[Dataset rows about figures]
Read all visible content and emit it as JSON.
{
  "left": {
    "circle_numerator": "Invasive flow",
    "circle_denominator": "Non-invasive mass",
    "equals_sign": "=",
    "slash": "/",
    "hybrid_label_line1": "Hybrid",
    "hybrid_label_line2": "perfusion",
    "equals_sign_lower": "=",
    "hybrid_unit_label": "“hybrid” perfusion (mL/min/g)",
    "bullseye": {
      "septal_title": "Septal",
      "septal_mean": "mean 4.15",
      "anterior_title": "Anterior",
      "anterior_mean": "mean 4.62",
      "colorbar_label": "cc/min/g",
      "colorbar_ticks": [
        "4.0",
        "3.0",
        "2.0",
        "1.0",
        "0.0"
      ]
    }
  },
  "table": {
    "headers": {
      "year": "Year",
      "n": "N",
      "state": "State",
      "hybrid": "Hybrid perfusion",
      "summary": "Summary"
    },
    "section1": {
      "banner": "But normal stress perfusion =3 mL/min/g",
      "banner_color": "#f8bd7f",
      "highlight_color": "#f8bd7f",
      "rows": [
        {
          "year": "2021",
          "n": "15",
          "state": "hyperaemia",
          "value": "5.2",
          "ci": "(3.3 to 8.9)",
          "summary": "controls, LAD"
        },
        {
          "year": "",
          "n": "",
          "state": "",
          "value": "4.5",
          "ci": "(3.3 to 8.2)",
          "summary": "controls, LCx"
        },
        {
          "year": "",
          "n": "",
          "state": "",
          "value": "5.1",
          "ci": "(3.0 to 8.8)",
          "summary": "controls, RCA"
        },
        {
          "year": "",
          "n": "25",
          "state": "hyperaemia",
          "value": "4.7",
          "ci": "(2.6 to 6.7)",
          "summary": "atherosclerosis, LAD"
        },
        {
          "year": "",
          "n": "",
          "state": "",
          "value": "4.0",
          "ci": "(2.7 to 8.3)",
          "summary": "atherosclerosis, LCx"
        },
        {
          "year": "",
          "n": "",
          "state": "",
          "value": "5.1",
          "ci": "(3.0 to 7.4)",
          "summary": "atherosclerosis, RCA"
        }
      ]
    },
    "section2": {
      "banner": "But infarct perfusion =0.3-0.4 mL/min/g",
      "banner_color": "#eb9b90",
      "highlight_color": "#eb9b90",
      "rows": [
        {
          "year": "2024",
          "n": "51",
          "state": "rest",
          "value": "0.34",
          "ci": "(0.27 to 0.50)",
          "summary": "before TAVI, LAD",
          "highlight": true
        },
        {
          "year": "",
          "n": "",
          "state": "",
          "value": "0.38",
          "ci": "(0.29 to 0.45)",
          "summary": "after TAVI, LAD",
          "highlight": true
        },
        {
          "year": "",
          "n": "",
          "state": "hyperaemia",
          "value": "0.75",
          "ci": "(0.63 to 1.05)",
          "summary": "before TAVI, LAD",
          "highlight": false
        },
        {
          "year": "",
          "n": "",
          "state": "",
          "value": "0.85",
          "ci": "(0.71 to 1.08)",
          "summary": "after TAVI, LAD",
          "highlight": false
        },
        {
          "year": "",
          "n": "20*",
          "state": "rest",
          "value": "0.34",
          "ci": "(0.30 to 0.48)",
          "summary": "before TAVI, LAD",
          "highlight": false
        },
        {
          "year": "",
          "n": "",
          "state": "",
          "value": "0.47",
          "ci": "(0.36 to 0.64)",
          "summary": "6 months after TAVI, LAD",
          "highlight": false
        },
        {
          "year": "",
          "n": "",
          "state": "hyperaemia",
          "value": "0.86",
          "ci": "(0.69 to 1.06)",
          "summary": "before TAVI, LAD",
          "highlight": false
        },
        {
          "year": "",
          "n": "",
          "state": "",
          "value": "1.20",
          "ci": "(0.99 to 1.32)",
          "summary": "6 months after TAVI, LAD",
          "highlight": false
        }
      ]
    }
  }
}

• _TASK REQUIREMENTS_
Output the listing above word for word.

• _TASK RESPONSE_
Read all visible content and emit it as JSON.
{
  "left": {
    "circle_numerator": "Invasive flow",
    "circle_denominator": "Non-invasive mass",
    "equals_sign": "=",
    "slash": "/",
    "hybrid_label_line1": "Hybrid",
    "hybrid_label_line2": "perfusion",
    "equals_sign_lower": "=",
    "hybrid_unit_label": "“hybrid” perfusion (mL/min/g)",
    "bullseye": {
      "septal_title": "Septal",
      "septal_mean": "mean 4.15",
      "anterior_title": "Anterior",
      "anterior_mean": "mean 4.62",
      "colorbar_label": "cc/min/g",
      "colorbar_ticks": [
        "4.0",
        "3.0",
        "2.0",
        "1.0",
        "0.0"
      ]
    }
  },
  "table": {
    "headers": {
      "year": "Year",
      "n": "N",
      "state": "State",
      "hybrid": "Hybrid perfusion",
      "summary": "Summary"
    },
    "section1": {
      "banner": "But normal stress perfusion =3 mL/min/g",
      "banner_color": "#f8bd7f",
      "highlight_color": "#f8bd7f",
      "rows": [
        {
          "year": "2021",
          "n": "15",
          "state": "hyperaemia",
          "value": "5.2",
          "ci": "(3.3 to 8.9)",
          "summary": "controls, LAD"
        },
        {
          "year": "",
          "n": "",
          "state": "",
          "value": "4.5",
          "ci": "(3.3 to 8.2)",
          "summary": "controls, LCx"
        },
        {
          "year": "",
          "n": "",
          "state": "",
          "value": "5.1",
          "ci": "(3.0 to 8.8)",
          "summary": "controls, RCA"
        },
        {
          "year": "",
          "n": "25",
          "state": "hyperaemia",
          "value": "4.7",
          "ci": "(2.6 to 6.7)",
          "summary": "atherosclerosis, LAD"
        },
        {
          "year": "",
          "n": "",
          "state": "",
          "value": "4.0",
          "ci": "(2.7 to 8.3)",
          "summary": "atherosclerosis, LCx"
        },
        {
          "year": "",
          "n": "",
          "state": "",
          "value": "5.1",
          "ci": "(3.0 to 7.4)",
          "summary": "atherosclerosis, RCA"
        }
      ]
    },
    "section2": {
      "banner": "But infarct perfusion =0.3-0.4 mL/min/g",
      "banner_color": "#eb9b90",
      "highlight_color": "#eb9b90",
      "rows": [
        {
          "year": "2024",
          "n": "51",
          "state": "rest",
          "value": "0.34",
          "ci": "(0.27 to 0.50)",
          "summary": "before TAVI, LAD",
          "highlight": true
        },
        {
          "year": "",
          "n": "",
          "state": "",
          "value": "0.38",
          "ci": "(0.29 to 0.45)",
          "summary": "after TAVI, LAD",
          "highlight": true
        },
        {
          "year": "",
          "n": "",
          "state": "hyperaemia",
          "value": "0.75",
          "ci": "(0.63 to 1.05)",
          "summary": "before TAVI, LAD",
          "highlight": false
        },
        {
          "year": "",
          "n": "",
          "state": "",
          "value": "0.85",
          "ci": "(0.71 to 1.08)",
          "summary": "after TAVI, LAD",
          "highlight": false
        },
        {
          "year": "",
          "n": "20*",
          "state": "rest",
          "value": "0.34",
          "ci": "(0.30 to 0.48)",
          "summary": "before TAVI, LAD",
          "highlight": false
        },
        {
          "year": "",
          "n": "",
          "state": "",
          "value": "0.47",
          "ci": "(0.36 to 0.64)",
          "summary": "6 months after TAVI, LAD",
          "highlight": false
        },
        {
          "year": "",
          "n": "",
          "state": "hyperaemia",
          "value": "0.86",
          "ci": "(0.69 to 1.06)",
          "summary": "before TAVI, LAD",
          "highlight": false
        },
        {
          "year": "",
          "n": "",
          "state": "",
          "value": "1.20",
          "ci": "(0.99 to 1.32)",
          "summary": "6 months after TAVI, LAD",
          "highlight": false
        }
      ]
    }
  }
}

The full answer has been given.